- **OBJECTIVE**
Copy each line where the word "JSON" occurs.
^^^^^^^^
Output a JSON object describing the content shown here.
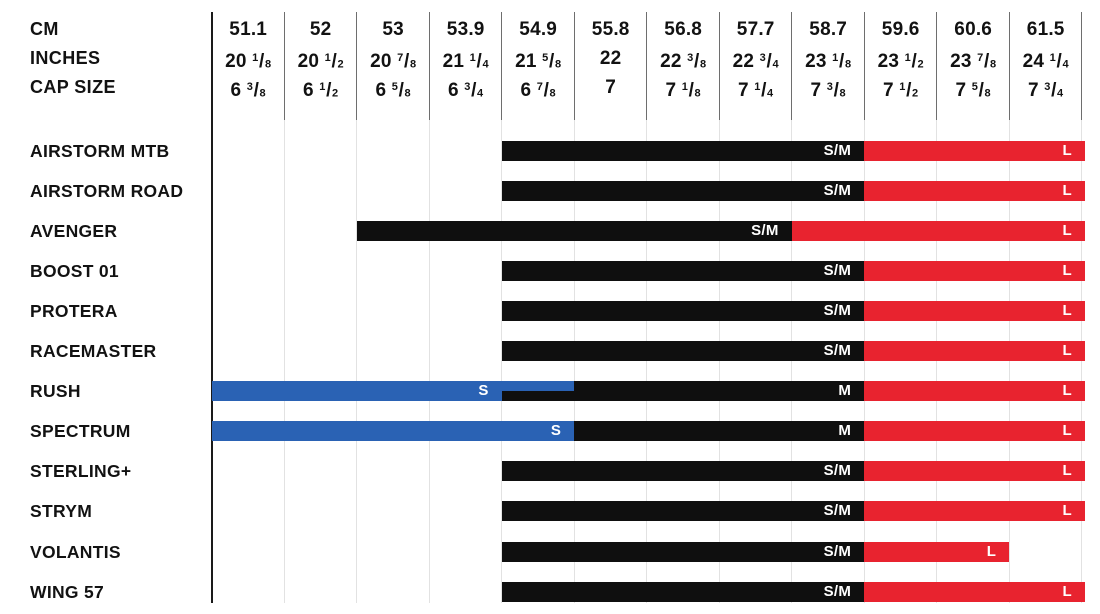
{
  "colors": {
    "black": "#0f0f0f",
    "red": "#e8232f",
    "blue": "#2a62b4",
    "grid_light": "#e2e2e2",
    "grid_dark": "#6e6e6e",
    "axis": "#1a1a1a",
    "text": "#121212",
    "bar_label": "#ffffff"
  },
  "header": {
    "row_labels": [
      {
        "key": "cm",
        "label": "CM"
      },
      {
        "key": "inches",
        "label": "INCHES"
      },
      {
        "key": "cap_size",
        "label": "CAP SIZE"
      }
    ],
    "columns": [
      {
        "cm": "51.1",
        "inches": "20 1/8",
        "cap_size": "6 3/8"
      },
      {
        "cm": "52",
        "inches": "20 1/2",
        "cap_size": "6 1/2"
      },
      {
        "cm": "53",
        "inches": "20 7/8",
        "cap_size": "6 5/8"
      },
      {
        "cm": "53.9",
        "inches": "21 1/4",
        "cap_size": "6 3/4"
      },
      {
        "cm": "54.9",
        "inches": "21 5/8",
        "cap_size": "6 7/8"
      },
      {
        "cm": "55.8",
        "inches": "22",
        "cap_size": "7"
      },
      {
        "cm": "56.8",
        "inches": "22 3/8",
        "cap_size": "7 1/8"
      },
      {
        "cm": "57.7",
        "inches": "22 3/4",
        "cap_size": "7 1/4"
      },
      {
        "cm": "58.7",
        "inches": "23 1/8",
        "cap_size": "7 3/8"
      },
      {
        "cm": "59.6",
        "inches": "23 1/2",
        "cap_size": "7 1/2"
      },
      {
        "cm": "60.6",
        "inches": "23 7/8",
        "cap_size": "7 5/8"
      },
      {
        "cm": "61.5",
        "inches": "24 1/4",
        "cap_size": "7 3/4"
      }
    ]
  },
  "rows": [
    {
      "model": "AIRSTORM MTB",
      "bars": [
        {
          "size": "S/M",
          "color": "black",
          "from": 4,
          "to": 9
        },
        {
          "size": "L",
          "color": "red",
          "from": 9,
          "to": 12
        }
      ]
    },
    {
      "model": "AIRSTORM ROAD",
      "bars": [
        {
          "size": "S/M",
          "color": "black",
          "from": 4,
          "to": 9
        },
        {
          "size": "L",
          "color": "red",
          "from": 9,
          "to": 12
        }
      ]
    },
    {
      "model": "AVENGER",
      "bars": [
        {
          "size": "S/M",
          "color": "black",
          "from": 2,
          "to": 8
        },
        {
          "size": "L",
          "color": "red",
          "from": 8,
          "to": 12
        }
      ]
    },
    {
      "model": "BOOST 01",
      "bars": [
        {
          "size": "S/M",
          "color": "black",
          "from": 4,
          "to": 9
        },
        {
          "size": "L",
          "color": "red",
          "from": 9,
          "to": 12
        }
      ]
    },
    {
      "model": "PROTERA",
      "bars": [
        {
          "size": "S/M",
          "color": "black",
          "from": 4,
          "to": 9
        },
        {
          "size": "L",
          "color": "red",
          "from": 9,
          "to": 12
        }
      ]
    },
    {
      "model": "RACEMASTER",
      "bars": [
        {
          "size": "S/M",
          "color": "black",
          "from": 4,
          "to": 9
        },
        {
          "size": "L",
          "color": "red",
          "from": 9,
          "to": 12
        }
      ]
    },
    {
      "model": "RUSH",
      "bars": [
        {
          "size": "M",
          "color": "black",
          "from": 4,
          "to": 9
        },
        {
          "size": "S",
          "color": "blue",
          "from": 0,
          "to": 4
        },
        {
          "size": "",
          "color": "blue",
          "from": 4,
          "to": 5,
          "half": "top"
        },
        {
          "size": "L",
          "color": "red",
          "from": 9,
          "to": 12
        }
      ]
    },
    {
      "model": "SPECTRUM",
      "bars": [
        {
          "size": "M",
          "color": "black",
          "from": 5,
          "to": 9
        },
        {
          "size": "S",
          "color": "blue",
          "from": 0,
          "to": 5
        },
        {
          "size": "L",
          "color": "red",
          "from": 9,
          "to": 12
        }
      ]
    },
    {
      "model": "STERLING+",
      "bars": [
        {
          "size": "S/M",
          "color": "black",
          "from": 4,
          "to": 9
        },
        {
          "size": "L",
          "color": "red",
          "from": 9,
          "to": 12
        }
      ]
    },
    {
      "model": "STRYM",
      "bars": [
        {
          "size": "S/M",
          "color": "black",
          "from": 4,
          "to": 9
        },
        {
          "size": "L",
          "color": "red",
          "from": 9,
          "to": 12
        }
      ]
    },
    {
      "model": "VOLANTIS",
      "bars": [
        {
          "size": "S/M",
          "color": "black",
          "from": 4,
          "to": 9
        },
        {
          "size": "L",
          "color": "red",
          "from": 9,
          "to": 11
        }
      ]
    },
    {
      "model": "WING 57",
      "bars": [
        {
          "size": "S/M",
          "color": "black",
          "from": 4,
          "to": 9
        },
        {
          "size": "L",
          "color": "red",
          "from": 9,
          "to": 12
        }
      ]
    }
  ],
  "chart_data": {
    "type": "range-bar",
    "x_ticks_cm": [
      51.1,
      52,
      53,
      53.9,
      54.9,
      55.8,
      56.8,
      57.7,
      58.7,
      59.6,
      60.6,
      61.5
    ],
    "x_ticks_inches": [
      "20 1/8",
      "20 1/2",
      "20 7/8",
      "21 1/4",
      "21 5/8",
      "22",
      "22 3/8",
      "22 3/4",
      "23 1/8",
      "23 1/2",
      "23 7/8",
      "24 1/4"
    ],
    "x_ticks_cap_size": [
      "6 3/8",
      "6 1/2",
      "6 5/8",
      "6 3/4",
      "6 7/8",
      "7",
      "7 1/8",
      "7 1/4",
      "7 3/8",
      "7 1/2",
      "7 5/8",
      "7 3/4"
    ],
    "grid": true,
    "legend": false,
    "series": [
      {
        "model": "AIRSTORM MTB",
        "sizes": [
          {
            "size": "S/M",
            "from_cm": 54.9,
            "to_cm": 58.7,
            "color": "black"
          },
          {
            "size": "L",
            "from_cm": 59.6,
            "to_cm": 61.5,
            "color": "red"
          }
        ]
      },
      {
        "model": "AIRSTORM ROAD",
        "sizes": [
          {
            "size": "S/M",
            "from_cm": 54.9,
            "to_cm": 58.7,
            "color": "black"
          },
          {
            "size": "L",
            "from_cm": 59.6,
            "to_cm": 61.5,
            "color": "red"
          }
        ]
      },
      {
        "model": "AVENGER",
        "sizes": [
          {
            "size": "S/M",
            "from_cm": 53.0,
            "to_cm": 57.7,
            "color": "black"
          },
          {
            "size": "L",
            "from_cm": 58.7,
            "to_cm": 61.5,
            "color": "red"
          }
        ]
      },
      {
        "model": "BOOST 01",
        "sizes": [
          {
            "size": "S/M",
            "from_cm": 54.9,
            "to_cm": 58.7,
            "color": "black"
          },
          {
            "size": "L",
            "from_cm": 59.6,
            "to_cm": 61.5,
            "color": "red"
          }
        ]
      },
      {
        "model": "PROTERA",
        "sizes": [
          {
            "size": "S/M",
            "from_cm": 54.9,
            "to_cm": 58.7,
            "color": "black"
          },
          {
            "size": "L",
            "from_cm": 59.6,
            "to_cm": 61.5,
            "color": "red"
          }
        ]
      },
      {
        "model": "RACEMASTER",
        "sizes": [
          {
            "size": "S/M",
            "from_cm": 54.9,
            "to_cm": 58.7,
            "color": "black"
          },
          {
            "size": "L",
            "from_cm": 59.6,
            "to_cm": 61.5,
            "color": "red"
          }
        ]
      },
      {
        "model": "RUSH",
        "sizes": [
          {
            "size": "S",
            "from_cm": 51.1,
            "to_cm": 54.9,
            "color": "blue"
          },
          {
            "size": "M",
            "from_cm": 54.9,
            "to_cm": 58.7,
            "color": "black"
          },
          {
            "size": "L",
            "from_cm": 59.6,
            "to_cm": 61.5,
            "color": "red"
          }
        ]
      },
      {
        "model": "SPECTRUM",
        "sizes": [
          {
            "size": "S",
            "from_cm": 51.1,
            "to_cm": 54.9,
            "color": "blue"
          },
          {
            "size": "M",
            "from_cm": 55.8,
            "to_cm": 58.7,
            "color": "black"
          },
          {
            "size": "L",
            "from_cm": 59.6,
            "to_cm": 61.5,
            "color": "red"
          }
        ]
      },
      {
        "model": "STERLING+",
        "sizes": [
          {
            "size": "S/M",
            "from_cm": 54.9,
            "to_cm": 58.7,
            "color": "black"
          },
          {
            "size": "L",
            "from_cm": 59.6,
            "to_cm": 61.5,
            "color": "red"
          }
        ]
      },
      {
        "model": "STRYM",
        "sizes": [
          {
            "size": "S/M",
            "from_cm": 54.9,
            "to_cm": 58.7,
            "color": "black"
          },
          {
            "size": "L",
            "from_cm": 59.6,
            "to_cm": 61.5,
            "color": "red"
          }
        ]
      },
      {
        "model": "VOLANTIS",
        "sizes": [
          {
            "size": "S/M",
            "from_cm": 54.9,
            "to_cm": 58.7,
            "color": "black"
          },
          {
            "size": "L",
            "from_cm": 59.6,
            "to_cm": 60.6,
            "color": "red"
          }
        ]
      },
      {
        "model": "WING 57",
        "sizes": [
          {
            "size": "S/M",
            "from_cm": 54.9,
            "to_cm": 58.7,
            "color": "black"
          },
          {
            "size": "L",
            "from_cm": 59.6,
            "to_cm": 61.5,
            "color": "red"
          }
        ]
      }
    ]
  }
}
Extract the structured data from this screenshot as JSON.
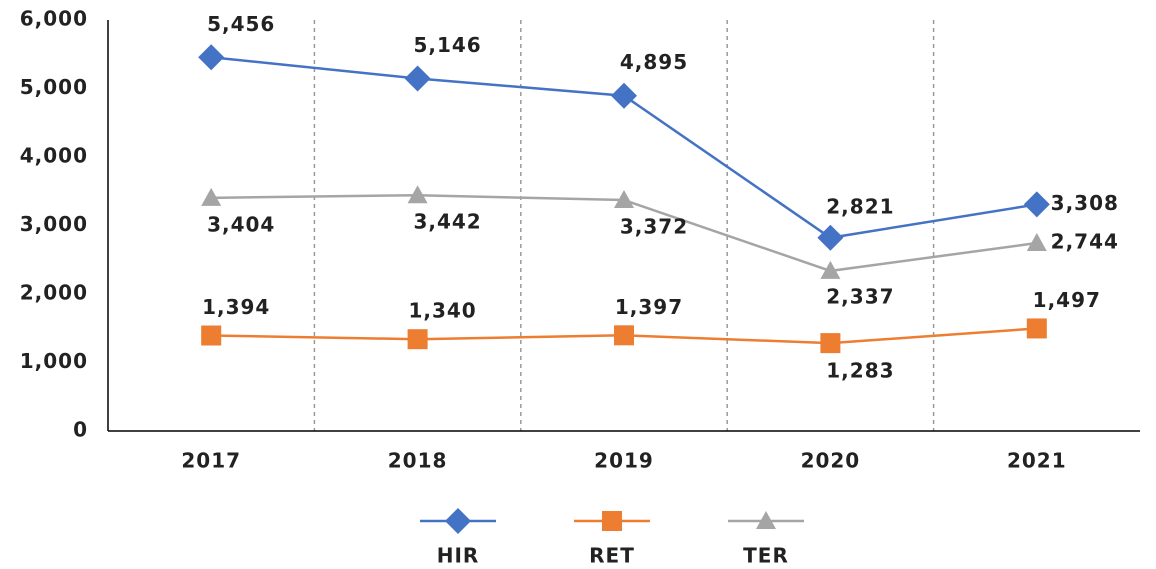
^^^^^^^^
- **OUTPUT**
Output a JSON object describing the content shown here.
Extract the structured data from this screenshot as JSON.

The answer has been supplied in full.